To be done:
Review the material and extract every line in which the word "представляется" occurs.

[BEGIN Given entries]

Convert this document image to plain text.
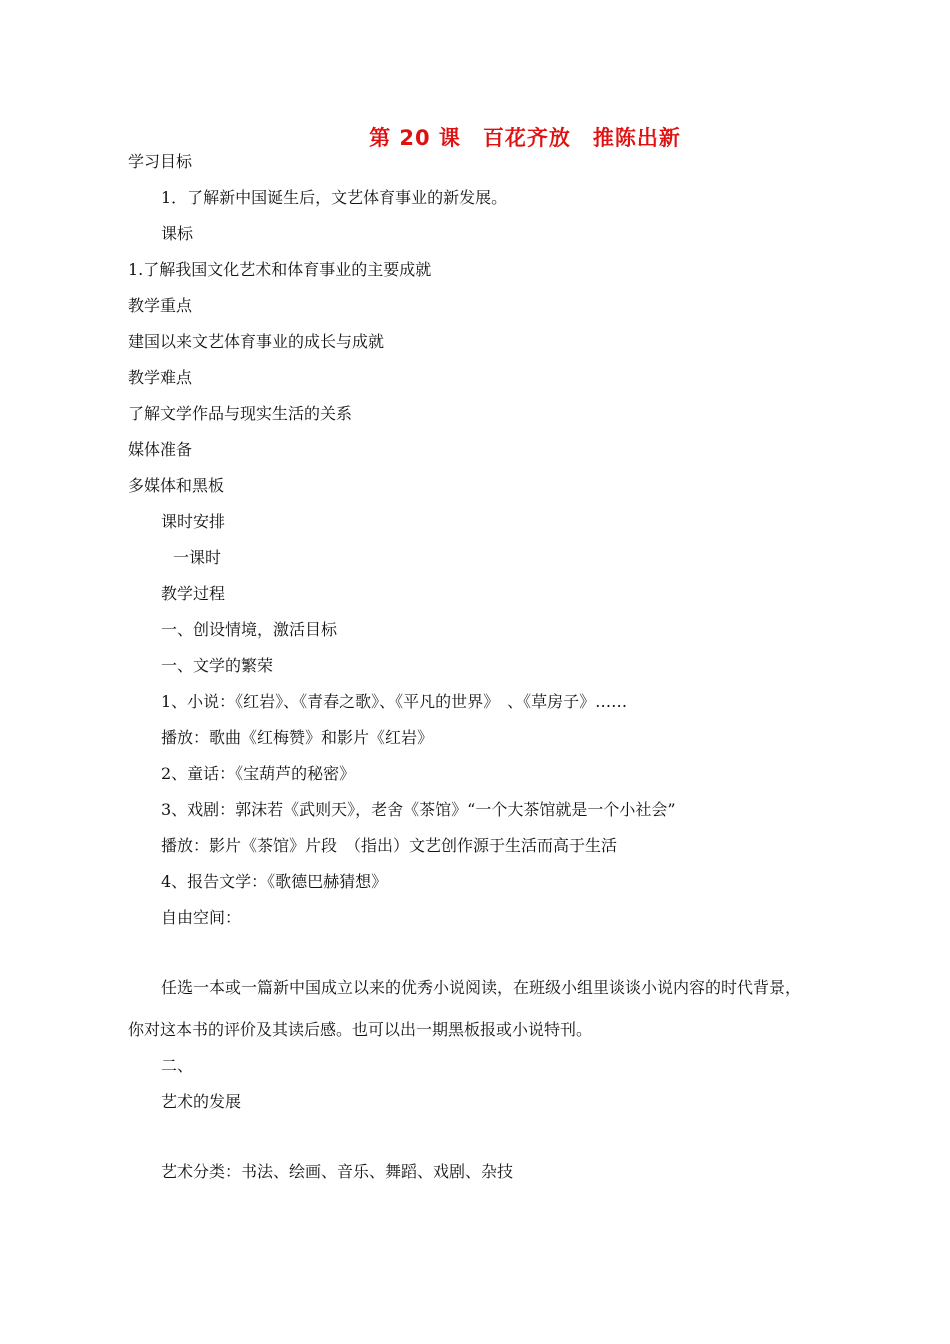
第 20 课　百花齐放　推陈出新
学习目标
1．了解新中国诞生后，文艺体育事业的新发展。
课标
1.了解我国文化艺术和体育事业的主要成就
教学重点
建国以来文艺体育事业的成长与成就
教学难点
了解文学作品与现实生活的关系
媒体准备
多媒体和黑板
课时安排
一课时
教学过程
一、创设情境，激活目标
一、文学的繁荣
1、小说：《红岩》、《青春之歌》、《平凡的世界》　、《草房子》……
播放：歌曲《红梅赞》和影片《红岩》
2、童话：《宝葫芦的秘密》
3、戏剧：郭沫若《武则天》，老舍《茶馆》“一个大茶馆就是一个小社会”
播放：影片《茶馆》片段　（指出）文艺创作源于生活而高于生活
4、报告文学：《歌德巴赫猜想》
自由空间：
任选一本或一篇新中国成立以来的优秀小说阅读，在班级小组里谈谈小说内容的时代背景，
你对这本书的评价及其读后感。也可以出一期黑板报或小说特刊。
二、
艺术的发展
艺术分类：书法、绘画、音乐、舞蹈、戏剧、杂技
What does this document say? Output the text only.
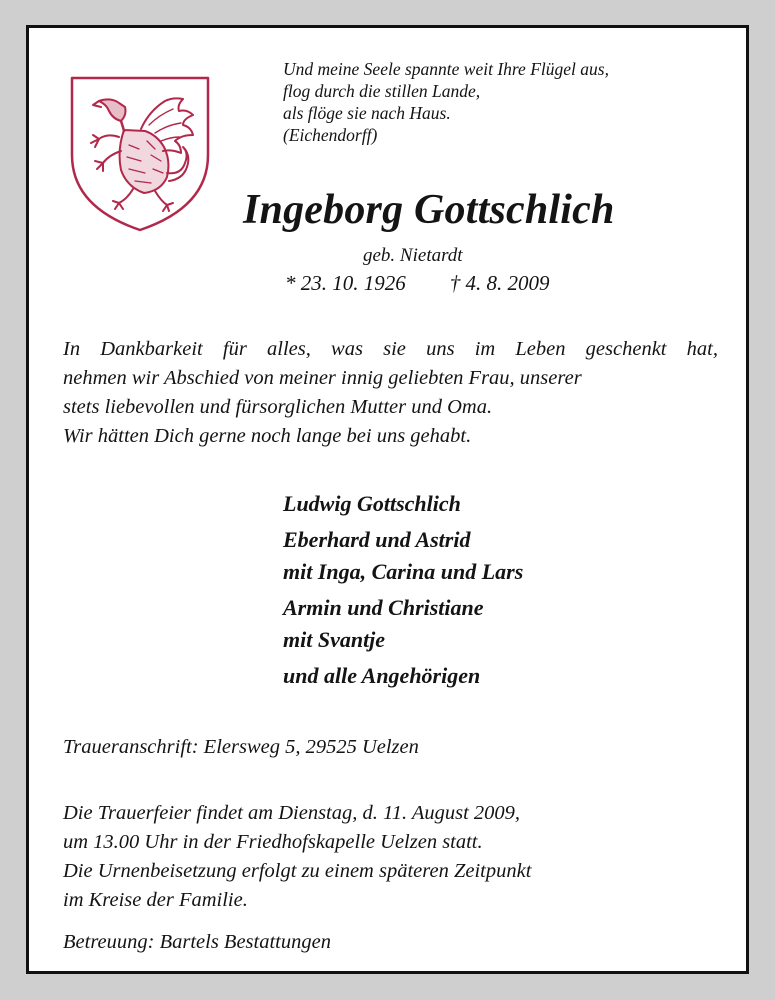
Und meine Seele spannte weit Ihre Flügel aus,
flog durch die stillen Lande,
als flöge sie nach Haus.
(Eichendorff)
Ingeborg Gottschlich
geb. Nietardt
* 23. 10. 1926 † 4. 8. 2009
In Dankbarkeit für alles, was sie uns im Leben geschenkt hat,
nehmen wir Abschied von meiner innig geliebten Frau, unserer
stets liebevollen und fürsorglichen Mutter und Oma.
Wir hätten Dich gerne noch lange bei uns gehabt.
Ludwig Gottschlich
Eberhard und Astrid
mit Inga, Carina und Lars
Armin und Christiane
mit Svantje
und alle Angehörigen
Traueranschrift: Elersweg 5, 29525 Uelzen
Die Trauerfeier findet am Dienstag, d. 11. August 2009,
um 13.00 Uhr in der Friedhofskapelle Uelzen statt.
Die Urnenbeisetzung erfolgt zu einem späteren Zeitpunkt
im Kreise der Familie.
Betreuung: Bartels Bestattungen
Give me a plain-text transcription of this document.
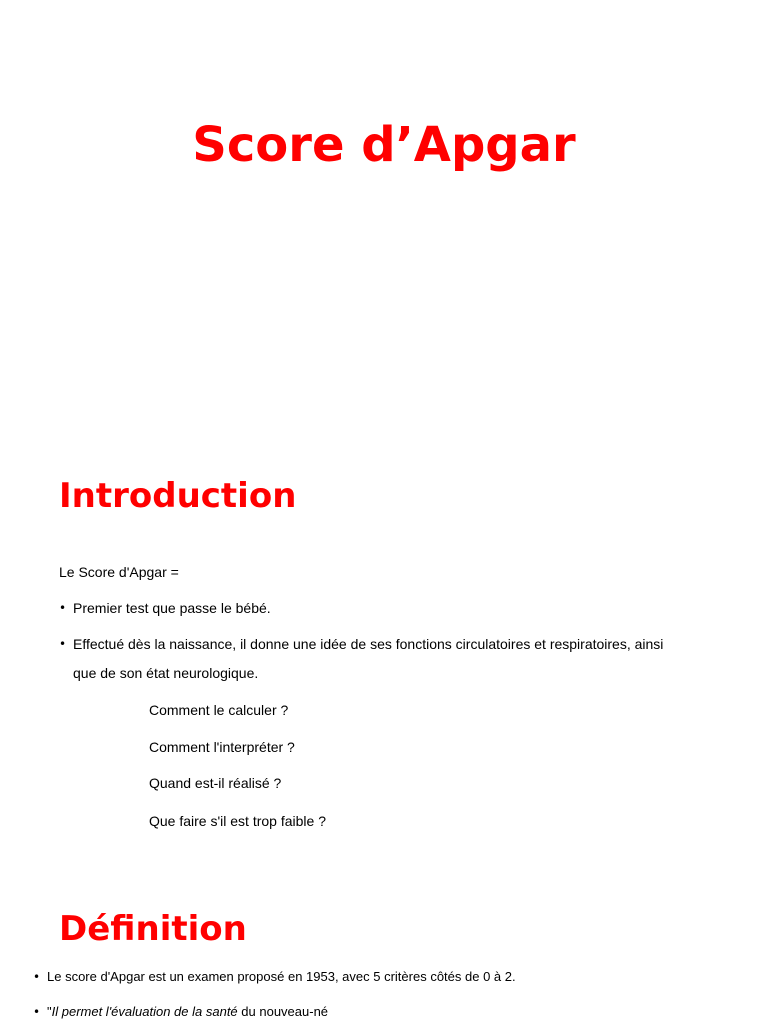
Score d’Apgar
Introduction
Le Score d'Apgar =
• Premier test que passe le bébé.
• Effectué dès la naissance, il donne une idée de ses fonctions circulatoires et respiratoires, ainsi
que de son état neurologique.
Comment le calculer ?
Comment l'interpréter ?
Quand est-il réalisé ?
Que faire s'il est trop faible ?
Définition
• Le score d'Apgar est un examen proposé en 1953, avec 5 critères côtés de 0 à 2.
• "Il permet l'évaluation de la santé du nouveau-né
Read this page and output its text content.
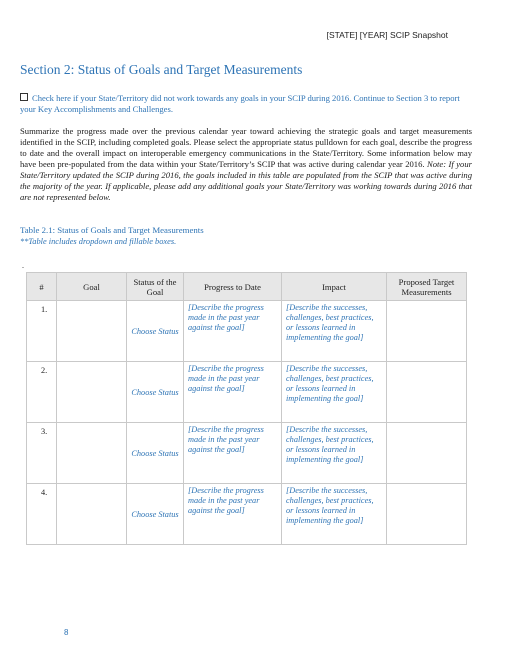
[STATE] [YEAR] SCIP Snapshot
Section 2: Status of Goals and Target Measurements
Check here if your State/Territory did not work towards any goals in your SCIP during 2016. Continue to Section 3 to report your Key Accomplishments and Challenges.
Summarize the progress made over the previous calendar year toward achieving the strategic goals and target measurements identified in the SCIP, including completed goals. Please select the appropriate status pulldown for each goal, describe the progress to date and the overall impact on interoperable emergency communications in the State/Territory. Some information below may have been pre-populated from the data within your State/Territory’s SCIP that was active during calendar year 2016. Note: If your State/Territory updated the SCIP during 2016, the goals included in this table are populated from the SCIP that was active during the majority of the year. If applicable, please add any additional goals your State/Territory was working towards during 2016 that are not represented below.
Table 2.1: Status of Goals and Target Measurements
**Table includes dropdown and fillable boxes.
.
#	Goal	Status of the Goal	Progress to Date	Impact	Proposed Target Measurements
1.		Choose Status	[Describe the progress made in the past year against the goal]	[Describe the successes, challenges, best practices, or lessons learned in implementing the goal]	

2.		Choose Status	[Describe the progress made in the past year against the goal]	[Describe the successes, challenges, best practices, or lessons learned in implementing the goal]	

3.		Choose Status	[Describe the progress made in the past year against the goal]	[Describe the successes, challenges, best practices, or lessons learned in implementing the goal]	

4.		Choose Status	[Describe the progress made in the past year against the goal]	[Describe the successes, challenges, best practices, or lessons learned in implementing the goal]	

8
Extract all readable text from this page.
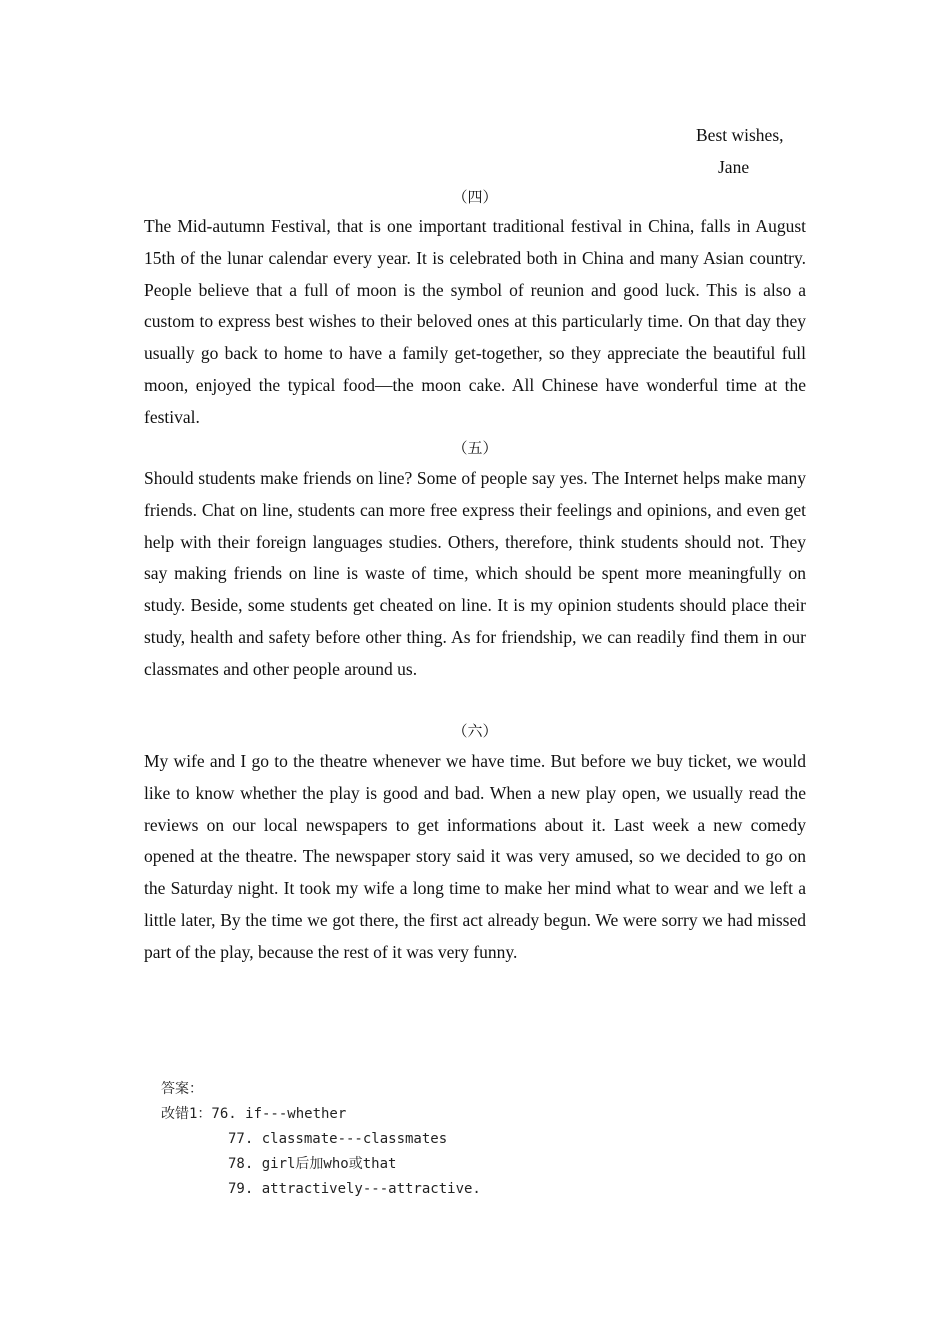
Best wishes,
Jane
（四）

The Mid-autumn Festival, that is one important traditional festival in China, falls in August 15th of the lunar calendar every year. It is celebrated both in China and many Asian country. People believe that a full of moon is the symbol of reunion and good luck. This is also a custom to express best wishes to their beloved ones at this particularly time. On that day they usually go back to home to have a family get-together, so they appreciate the beautiful full moon, enjoyed the typical food—the moon cake. All Chinese have wonderful time at the festival.

（五）

Should students make friends on line? Some of people say yes. The Internet helps make many friends. Chat on line, students can more free express their feelings and opinions, and even get help with their foreign languages studies. Others, therefore, think students should not. They say making friends on line is waste of time, which should be spent more meaningfully on study. Beside, some students get cheated on line. It is my opinion students should place their study, health and safety before other thing. As for friendship, we can readily find them in our classmates and other people around us.

（六）

My wife and I go to the theatre whenever we have time. But before we buy ticket, we would like to know whether the play is good and bad. When a new play open, we usually read the reviews on our local newspapers to get informations about it. Last week a new comedy opened at the theatre. The newspaper story said it was very amused, so we decided to go on the Saturday night. It took my wife a long time to make her mind what to wear and we left a little later, By the time we got there, the first act already begun. We were sorry we had missed part of the play, because the rest of it was very funny.

答案：
改错1：76. if---whether
77. classmate---classmates
78. girl后加who或that
79. attractively---attractive.
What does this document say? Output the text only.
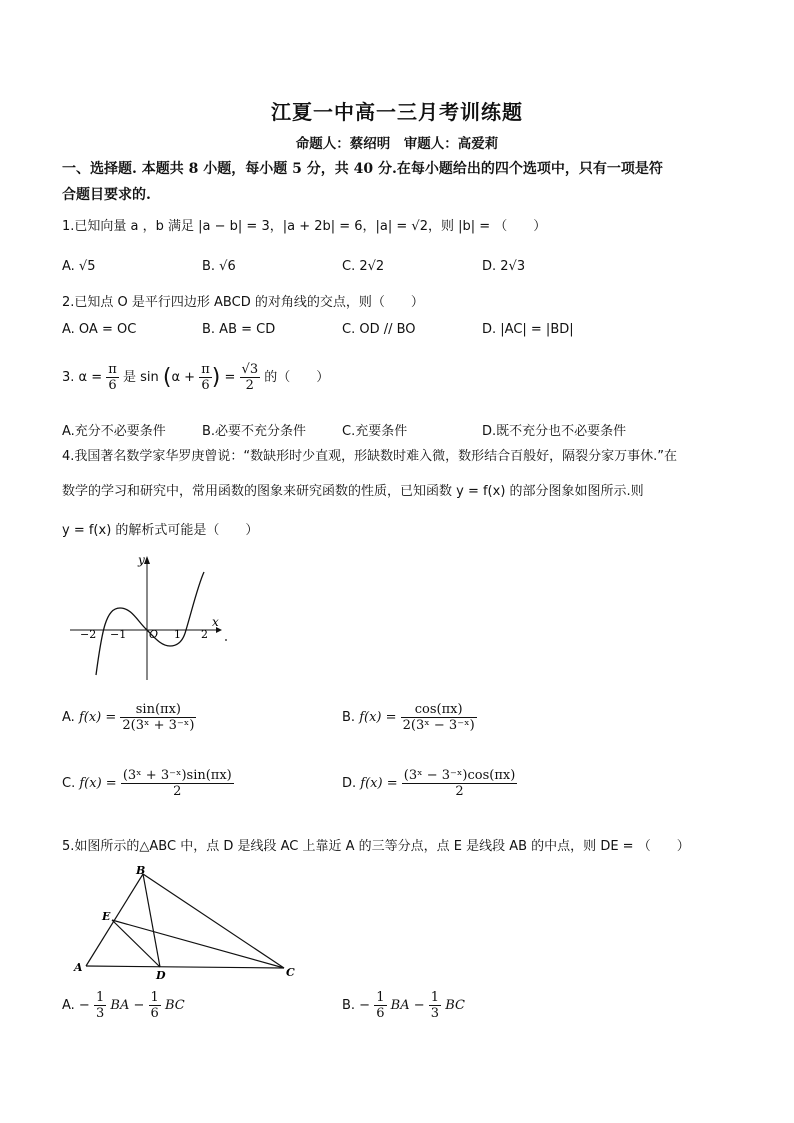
江夏一中高一三月考训练题
命题人：蔡绍明　审题人：高爱莉
一、选择题. 本题共 8 小题，每小题 5 分，共 40 分.在每小题给出的四个选项中，只有一项是符
合题目要求的.
1.已知向量 a ，b 满足 |a − b| = 3，|a + 2b| = 6，|a| = √2，则 |b| = （　　）
A. √5	B. √6	C. 2√2	D. 2√3
2.已知点 O 是平行四边形 ABCD 的对角线的交点，则（　　）
A. OA = OC	B. AB = CD	C. OD // BO	D. |AC| = |BD|
3. $\alpha = \frac{\pi}{6}$ 是 $\sin (\alpha + \frac{\pi}{6}$ ) = $\frac{√3}{2}$ 的（　　）
A.充分不必要条件	B.必要不充分条件	C.充要条件	D.既不充分也不必要条件
4.我国著名数学家华罗庚曾说：“数缺形时少直观，形缺数时难入微，数形结合百般好，隔裂分家万事休.”在
数学的学习和研究中，常用函数的图象来研究函数的性质，已知函数 y = f(x) 的部分图象如图所示.则
y = f(x) 的解析式可能是（　　）
y
x
O
−2 −1	1 2
A. $f(x) = \frac{\sin(\pi x)}{\text{2(3ˣ + 3⁻ˣ)}}$	B. $f(x) = \frac{\cos(\pi x)}{\text{2(3ˣ − 3⁻ˣ)}}$
C. $f(x) = \frac{\text{(3ˣ + 3⁻ˣ)sin(πx)}}{2}$	D. $f(x) = \frac{\text{(3ˣ − 3⁻ˣ)cos(πx)}}{2}$
5.如图所示的△ABC 中，点 D 是线段 AC 上靠近 A 的三等分点，点 E 是线段 AB 的中点，则 DE = （　　）
B
E
A
D	C
A. − $\frac{1}{3}$ BA − $\frac{1}{6}$ BC	B. − $\frac{1}{6}$ BA − $\frac{1}{3}$ BC
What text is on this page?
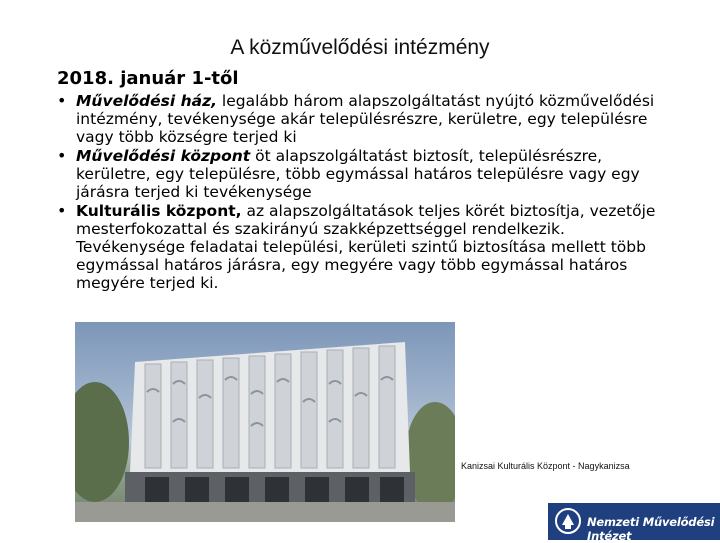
A közművelődési intézmény
2018. január 1-től
• Művelődési ház, legalább három alapszolgáltatást nyújtó közművelődési intézmény, tevékenysége akár településrészre, kerületre, egy településre vagy több községre terjed ki
• Művelődési központ öt alapszolgáltatást biztosít, településrészre, kerületre, egy településre, több egymással határos településre vagy egy járásra terjed ki tevékenysége
• Kulturális központ, az alapszolgáltatások teljes körét biztosítja, vezetője mesterfokozattal és szakirányú szakképzettséggel rendelkezik. Tevékenysége feladatai települési, kerületi szintű biztosítása mellett több egymással határos járásra, egy megyére vagy több egymással határos megyére terjed ki.
Kanizsai Kulturális Központ - Nagykanizsa
Nemzeti Művelődési Intézet
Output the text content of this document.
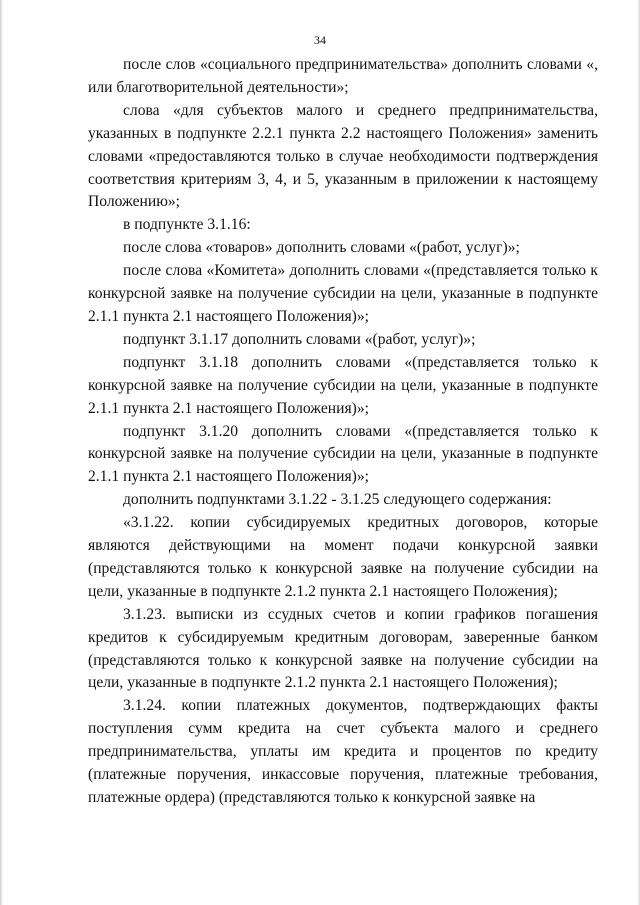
34

после слов «социального предпринимательства» дополнить словами «, или благотворительной деятельности»;

слова «для субъектов малого и среднего предпринимательства, указанных в подпункте 2.2.1 пункта 2.2 настоящего Положения» заменить словами «предоставляются только в случае необходимости подтверждения соответствия критериям 3, 4, и 5, указанным в приложении к настоящему Положению»;

в подпункте 3.1.16:

после слова «товаров» дополнить словами «(работ, услуг)»;

после слова «Комитета» дополнить словами «(представляется только к конкурсной заявке на получение субсидии на цели, указанные в подпункте 2.1.1 пункта 2.1 настоящего Положения)»;

подпункт 3.1.17 дополнить словами «(работ, услуг)»;

подпункт 3.1.18 дополнить словами «(представляется только к конкурсной заявке на получение субсидии на цели, указанные в подпункте 2.1.1 пункта 2.1 настоящего Положения)»;

подпункт 3.1.20 дополнить словами «(представляется только к конкурсной заявке на получение субсидии на цели, указанные в подпункте 2.1.1 пункта 2.1 настоящего Положения)»;

дополнить подпунктами 3.1.22 - 3.1.25 следующего содержания:

«3.1.22. копии субсидируемых кредитных договоров, которые являются действующими на момент подачи конкурсной заявки (представляются только к конкурсной заявке на получение субсидии на цели, указанные в подпункте 2.1.2 пункта 2.1 настоящего Положения);

3.1.23. выписки из ссудных счетов и копии графиков погашения кредитов к субсидируемым кредитным договорам, заверенные банком (представляются только к конкурсной заявке на получение субсидии на цели, указанные в подпункте 2.1.2 пункта 2.1 настоящего Положения);

3.1.24. копии платежных документов, подтверждающих факты поступления сумм кредита на счет субъекта малого и среднего предпринимательства, уплаты им кредита и процентов по кредиту (платежные поручения, инкассовые поручения, платежные требования, платежные ордера) (представляются только к конкурсной заявке на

[END Given entries]

Task response:
после слова «Комитета» дополнить словами «(представляется только к конкурсной заявке на получение субсидии на цели, указанные в подпункте 2.1.1 пункта 2.1 настоящего Положения)»;
подпункт 3.1.18 дополнить словами «(представляется только к конкурсной заявке на получение субсидии на цели, указанные в подпункте 2.1.1 пункта 2.1 настоящего Положения)»;
подпункт 3.1.20 дополнить словами «(представляется только к конкурсной заявке на получение субсидии на цели, указанные в подпункте 2.1.1 пункта 2.1 настоящего Положения)»;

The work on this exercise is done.